Data listing
-- -- --

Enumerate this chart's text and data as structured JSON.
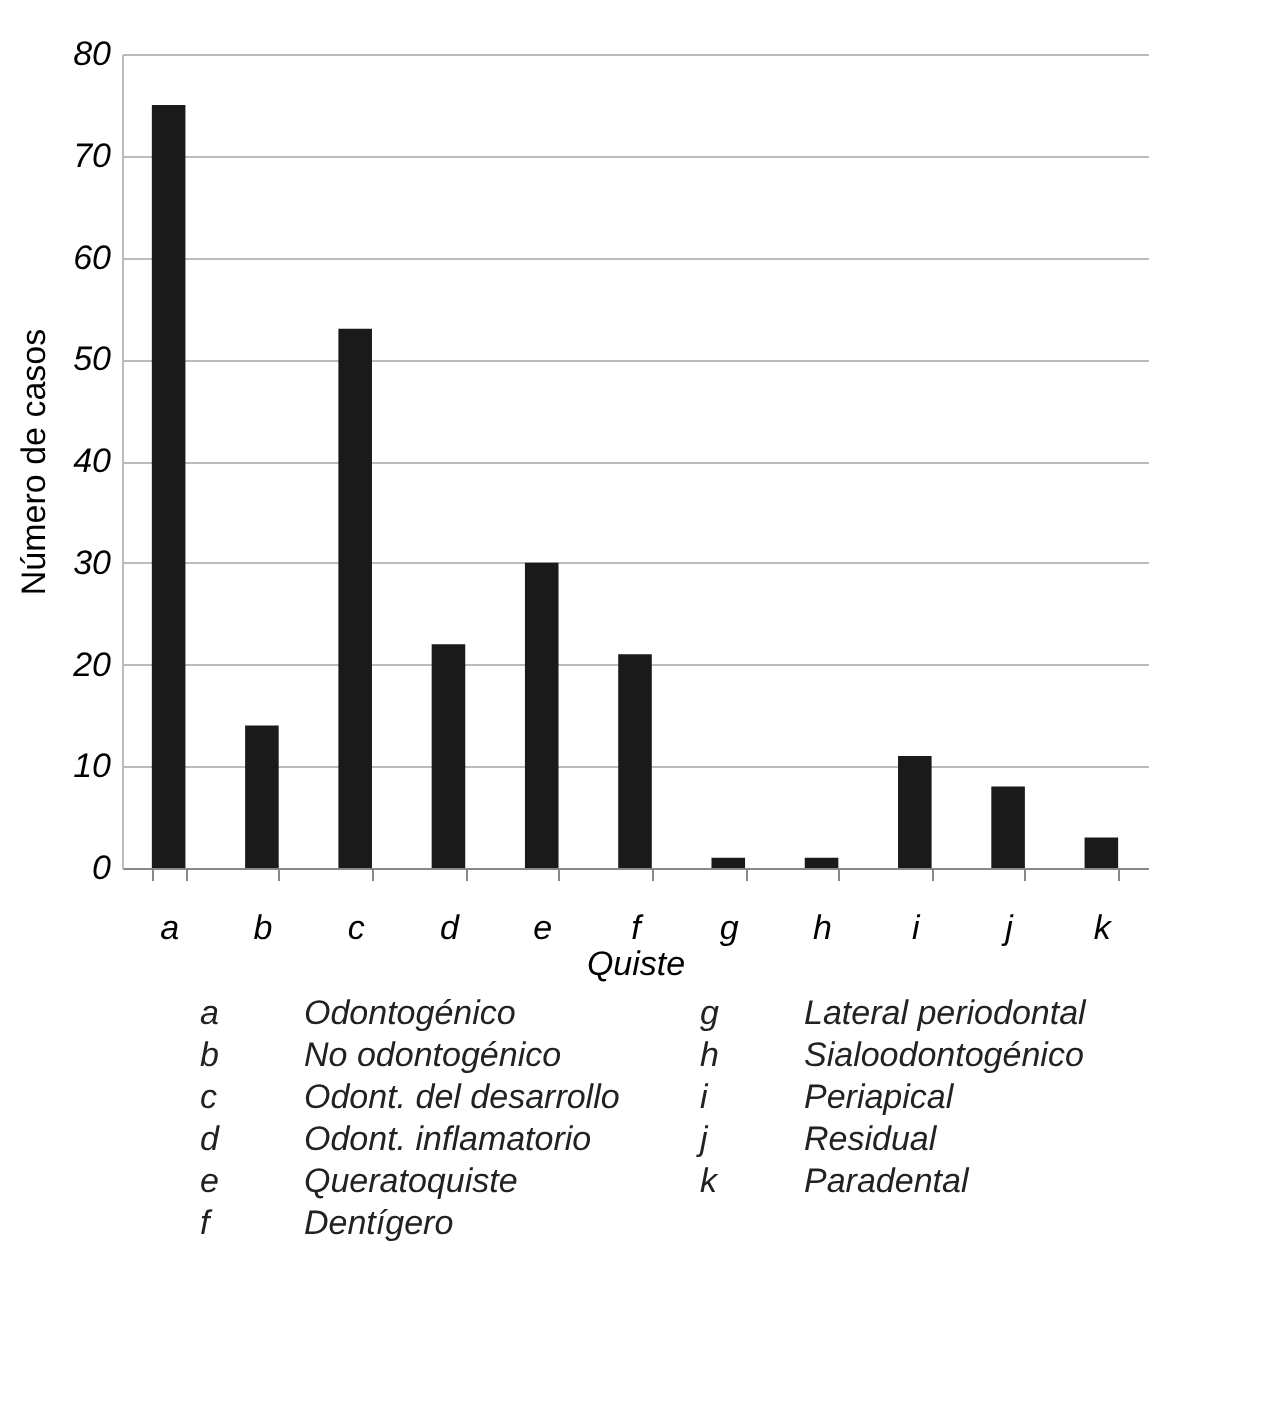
{
  "chart_data": {
    "type": "bar",
    "xlabel": "Quiste",
    "ylabel": "Número de casos",
    "categories": [
      "a",
      "b",
      "c",
      "d",
      "e",
      "f",
      "g",
      "h",
      "i",
      "j",
      "k"
    ],
    "values": [
      75,
      14,
      53,
      22,
      30,
      21,
      1,
      1,
      11,
      8,
      3
    ],
    "color": "#1a1a1a",
    "ylim": [
      0,
      80
    ],
    "yticks": [
      0,
      10,
      20,
      30,
      40,
      50,
      60,
      70,
      80
    ],
    "grid": "y",
    "annotations": [
      "a Odontogénico",
      "b No odontogénico",
      "c Odont. del desarrollo",
      "d Odont. inflamatorio",
      "e Queratoquiste",
      "f Dentígero",
      "g Lateral periodontal",
      "h Sialoodontogénico",
      "i Periapical",
      "j Residual",
      "k Paradental"
    ]
  }
}
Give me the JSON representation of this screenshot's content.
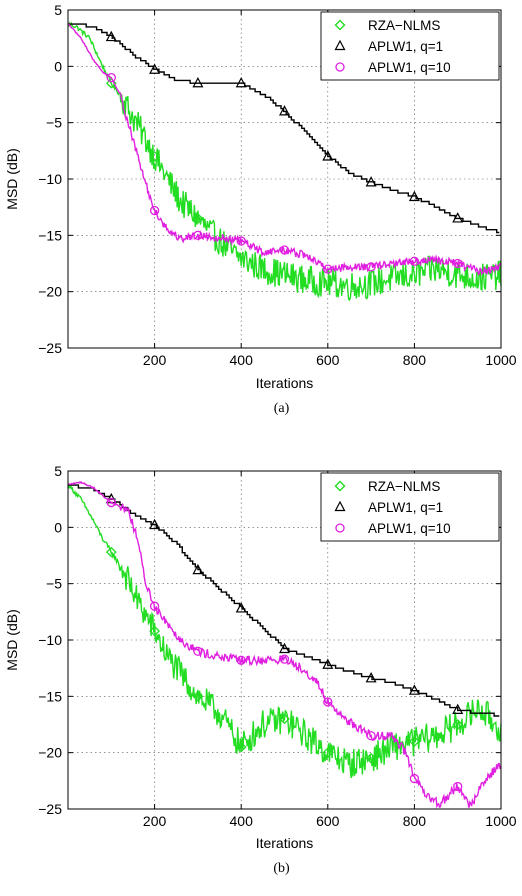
{
  "chart_data": [
    {
      "type": "line",
      "caption": "(a)",
      "xlabel": "Iterations",
      "ylabel": "MSD (dB)",
      "xlim": [
        0,
        1000
      ],
      "ylim": [
        -25,
        5
      ],
      "xticks": [
        200,
        400,
        600,
        800,
        1000
      ],
      "yticks": [
        5,
        0,
        -5,
        -10,
        -15,
        -20,
        -25
      ],
      "grid": true,
      "legend_position": "top-right",
      "series": [
        {
          "name": "RZA−NLMS",
          "color": "#22dd22",
          "marker": "diamond",
          "noise": 1.3,
          "markers_x": [
            100,
            200,
            300
          ],
          "x": [
            0,
            20,
            50,
            80,
            100,
            120,
            150,
            180,
            200,
            230,
            260,
            300,
            330,
            360,
            380,
            400,
            450,
            500,
            550,
            600,
            650,
            700,
            750,
            800,
            850,
            900,
            950,
            1000
          ],
          "y": [
            3.8,
            3.5,
            2.5,
            0.0,
            -1.5,
            -2.5,
            -4.5,
            -6.5,
            -8.0,
            -10.0,
            -12.0,
            -13.5,
            -14.8,
            -15.8,
            -16.6,
            -17.0,
            -18.0,
            -18.5,
            -19.0,
            -19.2,
            -19.5,
            -19.3,
            -18.8,
            -18.5,
            -18.0,
            -18.5,
            -18.8,
            -18.5
          ]
        },
        {
          "name": "APLW1, q=1",
          "color": "#000000",
          "marker": "triangle",
          "noise": 0,
          "markers_x": [
            100,
            200,
            300,
            400,
            500,
            600,
            700,
            800,
            900
          ],
          "x": [
            0,
            50,
            100,
            150,
            200,
            250,
            300,
            350,
            400,
            450,
            500,
            550,
            600,
            650,
            700,
            750,
            800,
            850,
            900,
            950,
            1000
          ],
          "y": [
            3.7,
            3.6,
            2.6,
            1.0,
            -0.3,
            -1.2,
            -1.5,
            -1.5,
            -1.5,
            -2.5,
            -4.0,
            -6.0,
            -8.0,
            -9.5,
            -10.3,
            -11.0,
            -11.6,
            -12.5,
            -13.5,
            -14.2,
            -14.8
          ]
        },
        {
          "name": "APLW1, q=10",
          "color": "#e020e0",
          "marker": "circle",
          "noise": 0.35,
          "markers_x": [
            100,
            200,
            300,
            400,
            500,
            600,
            700,
            800,
            900
          ],
          "x": [
            0,
            30,
            60,
            80,
            100,
            120,
            150,
            180,
            200,
            230,
            260,
            300,
            350,
            400,
            450,
            500,
            550,
            600,
            650,
            700,
            750,
            800,
            850,
            900,
            950,
            1000
          ],
          "y": [
            3.8,
            2.5,
            0.5,
            -0.5,
            -1.0,
            -2.5,
            -6.5,
            -10.5,
            -12.8,
            -14.5,
            -15.3,
            -15.0,
            -15.2,
            -15.5,
            -16.5,
            -16.3,
            -16.8,
            -18.0,
            -17.8,
            -17.8,
            -17.5,
            -17.3,
            -17.2,
            -17.5,
            -18.2,
            -17.8
          ]
        }
      ]
    },
    {
      "type": "line",
      "caption": "(b)",
      "xlabel": "Iterations",
      "ylabel": "MSD (dB)",
      "xlim": [
        0,
        1000
      ],
      "ylim": [
        -25,
        5
      ],
      "xticks": [
        200,
        400,
        600,
        800,
        1000
      ],
      "yticks": [
        5,
        0,
        -5,
        -10,
        -15,
        -20,
        -25
      ],
      "grid": true,
      "legend_position": "top-right",
      "series": [
        {
          "name": "RZA−NLMS",
          "color": "#22dd22",
          "marker": "diamond",
          "noise": 1.3,
          "markers_x": [
            100,
            200,
            300,
            400,
            500,
            600,
            700,
            800,
            900
          ],
          "x": [
            0,
            30,
            60,
            80,
            100,
            130,
            160,
            200,
            230,
            260,
            300,
            350,
            400,
            450,
            500,
            550,
            600,
            650,
            700,
            750,
            800,
            850,
            900,
            950,
            1000
          ],
          "y": [
            3.8,
            2.5,
            0.5,
            -1.0,
            -2.2,
            -4.0,
            -6.5,
            -9.2,
            -11.5,
            -13.0,
            -15.0,
            -16.5,
            -19.5,
            -17.5,
            -17.0,
            -18.5,
            -20.0,
            -21.0,
            -20.5,
            -19.5,
            -19.0,
            -18.5,
            -17.5,
            -16.0,
            -18.0
          ]
        },
        {
          "name": "APLW1, q=1",
          "color": "#000000",
          "marker": "triangle",
          "noise": 0,
          "markers_x": [
            100,
            200,
            300,
            400,
            500,
            600,
            700,
            800,
            900
          ],
          "x": [
            0,
            50,
            100,
            150,
            200,
            250,
            300,
            350,
            400,
            450,
            500,
            550,
            600,
            650,
            700,
            750,
            800,
            850,
            900,
            950,
            1000
          ],
          "y": [
            3.7,
            3.5,
            2.5,
            1.2,
            0.2,
            -1.5,
            -3.8,
            -5.5,
            -7.2,
            -9.0,
            -10.8,
            -11.5,
            -12.2,
            -12.8,
            -13.4,
            -13.8,
            -14.5,
            -15.3,
            -16.2,
            -16.5,
            -16.7
          ]
        },
        {
          "name": "APLW1, q=10",
          "color": "#e020e0",
          "marker": "circle",
          "noise": 0.4,
          "markers_x": [
            100,
            200,
            300,
            400,
            500,
            600,
            700,
            800,
            900
          ],
          "x": [
            0,
            30,
            60,
            90,
            100,
            140,
            160,
            180,
            200,
            230,
            260,
            300,
            350,
            400,
            450,
            500,
            540,
            570,
            600,
            640,
            680,
            700,
            750,
            780,
            800,
            830,
            860,
            900,
            930,
            960,
            1000
          ],
          "y": [
            3.8,
            4.0,
            3.5,
            2.5,
            2.2,
            1.5,
            -1.0,
            -5.0,
            -7.0,
            -8.5,
            -10.0,
            -11.0,
            -11.5,
            -11.8,
            -11.8,
            -11.7,
            -12.5,
            -13.5,
            -15.5,
            -17.0,
            -18.0,
            -18.5,
            -18.5,
            -20.0,
            -22.3,
            -24.0,
            -24.5,
            -23.0,
            -24.8,
            -22.5,
            -21.0
          ]
        }
      ]
    }
  ]
}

-- -- --

== Task details ==
Do not include images; quote all of the entries above exactly.

== Solution for this task ==
Enumerate this chart's text and data as structured JSON.
{
  "chart_data": {
    "type": "bar",
    "xlabel": "Quiste",
    "ylabel": "Número de casos",
    "categories": [
      "a",
      "b",
      "c",
      "d",
      "e",
      "f",
      "g",
      "h",
      "i",
      "j",
      "k"
    ],
    "values": [
      75,
      14,
      53,
      22,
      30,
      21,
      1,
      1,
      11,
      8,
      3
    ],
    "color": "#1a1a1a",
    "ylim": [
      0,
      80
    ],
    "yticks": [
      0,
      10,
      20,
      30,
      40,
      50,
      60,
      70,
      80
    ],
    "grid": "y",
    "annotations": [
      "a Odontogénico",
      "b No odontogénico",
      "c Odont. del desarrollo",
      "d Odont. inflamatorio",
      "e Queratoquiste",
      "f Dentígero",
      "g Lateral periodontal",
      "h Sialoodontogénico",
      "i Periapical",
      "j Residual",
      "k Paradental"
    ]
  }
}
Give me the JSON representation of this screenshot's content.
{
  "chart_data": [
    {
      "type": "line",
      "caption": "(a)",
      "xlabel": "Iterations",
      "ylabel": "MSD (dB)",
      "xlim": [
        0,
        1000
      ],
      "ylim": [
        -25,
        5
      ],
      "xticks": [
        200,
        400,
        600,
        800,
        1000
      ],
      "yticks": [
        5,
        0,
        -5,
        -10,
        -15,
        -20,
        -25
      ],
      "grid": true,
      "legend_position": "top-right",
      "series": [
        {
          "name": "RZA−NLMS",
          "color": "#22dd22",
          "marker": "diamond",
          "noise": 1.3,
          "markers_x": [
            100,
            200,
            300
          ],
          "x": [
            0,
            20,
            50,
            80,
            100,
            120,
            150,
            180,
            200,
            230,
            260,
            300,
            330,
            360,
            380,
            400,
            450,
            500,
            550,
            600,
            650,
            700,
            750,
            800,
            850,
            900,
            950,
            1000
          ],
          "y": [
            3.8,
            3.5,
            2.5,
            0.0,
            -1.5,
            -2.5,
            -4.5,
            -6.5,
            -8.0,
            -10.0,
            -12.0,
            -13.5,
            -14.8,
            -15.8,
            -16.6,
            -17.0,
            -18.0,
            -18.5,
            -19.0,
            -19.2,
            -19.5,
            -19.3,
            -18.8,
            -18.5,
            -18.0,
            -18.5,
            -18.8,
            -18.5
          ]
        },
        {
          "name": "APLW1, q=1",
          "color": "#000000",
          "marker": "triangle",
          "noise": 0,
          "markers_x": [
            100,
            200,
            300,
            400,
            500,
            600,
            700,
            800,
            900
          ],
          "x": [
            0,
            50,
            100,
            150,
            200,
            250,
            300,
            350,
            400,
            450,
            500,
            550,
            600,
            650,
            700,
            750,
            800,
            850,
            900,
            950,
            1000
          ],
          "y": [
            3.7,
            3.6,
            2.6,
            1.0,
            -0.3,
            -1.2,
            -1.5,
            -1.5,
            -1.5,
            -2.5,
            -4.0,
            -6.0,
            -8.0,
            -9.5,
            -10.3,
            -11.0,
            -11.6,
            -12.5,
            -13.5,
            -14.2,
            -14.8
          ]
        },
        {
          "name": "APLW1, q=10",
          "color": "#e020e0",
          "marker": "circle",
          "noise": 0.35,
          "markers_x": [
            100,
            200,
            300,
            400,
            500,
            600,
            700,
            800,
            900
          ],
          "x": [
            0,
            30,
            60,
            80,
            100,
            120,
            150,
            180,
            200,
            230,
            260,
            300,
            350,
            400,
            450,
            500,
            550,
            600,
            650,
            700,
            750,
            800,
            850,
            900,
            950,
            1000
          ],
          "y": [
            3.8,
            2.5,
            0.5,
            -0.5,
            -1.0,
            -2.5,
            -6.5,
            -10.5,
            -12.8,
            -14.5,
            -15.3,
            -15.0,
            -15.2,
            -15.5,
            -16.5,
            -16.3,
            -16.8,
            -18.0,
            -17.8,
            -17.8,
            -17.5,
            -17.3,
            -17.2,
            -17.5,
            -18.2,
            -17.8
          ]
        }
      ]
    },
    {
      "type": "line",
      "caption": "(b)",
      "xlabel": "Iterations",
      "ylabel": "MSD (dB)",
      "xlim": [
        0,
        1000
      ],
      "ylim": [
        -25,
        5
      ],
      "xticks": [
        200,
        400,
        600,
        800,
        1000
      ],
      "yticks": [
        5,
        0,
        -5,
        -10,
        -15,
        -20,
        -25
      ],
      "grid": true,
      "legend_position": "top-right",
      "series": [
        {
          "name": "RZA−NLMS",
          "color": "#22dd22",
          "marker": "diamond",
          "noise": 1.3,
          "markers_x": [
            100,
            200,
            300,
            400,
            500,
            600,
            700,
            800,
            900
          ],
          "x": [
            0,
            30,
            60,
            80,
            100,
            130,
            160,
            200,
            230,
            260,
            300,
            350,
            400,
            450,
            500,
            550,
            600,
            650,
            700,
            750,
            800,
            850,
            900,
            950,
            1000
          ],
          "y": [
            3.8,
            2.5,
            0.5,
            -1.0,
            -2.2,
            -4.0,
            -6.5,
            -9.2,
            -11.5,
            -13.0,
            -15.0,
            -16.5,
            -19.5,
            -17.5,
            -17.0,
            -18.5,
            -20.0,
            -21.0,
            -20.5,
            -19.5,
            -19.0,
            -18.5,
            -17.5,
            -16.0,
            -18.0
          ]
        },
        {
          "name": "APLW1, q=1",
          "color": "#000000",
          "marker": "triangle",
          "noise": 0,
          "markers_x": [
            100,
            200,
            300,
            400,
            500,
            600,
            700,
            800,
            900
          ],
          "x": [
            0,
            50,
            100,
            150,
            200,
            250,
            300,
            350,
            400,
            450,
            500,
            550,
            600,
            650,
            700,
            750,
            800,
            850,
            900,
            950,
            1000
          ],
          "y": [
            3.7,
            3.5,
            2.5,
            1.2,
            0.2,
            -1.5,
            -3.8,
            -5.5,
            -7.2,
            -9.0,
            -10.8,
            -11.5,
            -12.2,
            -12.8,
            -13.4,
            -13.8,
            -14.5,
            -15.3,
            -16.2,
            -16.5,
            -16.7
          ]
        },
        {
          "name": "APLW1, q=10",
          "color": "#e020e0",
          "marker": "circle",
          "noise": 0.4,
          "markers_x": [
            100,
            200,
            300,
            400,
            500,
            600,
            700,
            800,
            900
          ],
          "x": [
            0,
            30,
            60,
            90,
            100,
            140,
            160,
            180,
            200,
            230,
            260,
            300,
            350,
            400,
            450,
            500,
            540,
            570,
            600,
            640,
            680,
            700,
            750,
            780,
            800,
            830,
            860,
            900,
            930,
            960,
            1000
          ],
          "y": [
            3.8,
            4.0,
            3.5,
            2.5,
            2.2,
            1.5,
            -1.0,
            -5.0,
            -7.0,
            -8.5,
            -10.0,
            -11.0,
            -11.5,
            -11.8,
            -11.8,
            -11.7,
            -12.5,
            -13.5,
            -15.5,
            -17.0,
            -18.0,
            -18.5,
            -18.5,
            -20.0,
            -22.3,
            -24.0,
            -24.5,
            -23.0,
            -24.8,
            -22.5,
            -21.0
          ]
        }
      ]
    }
  ]
}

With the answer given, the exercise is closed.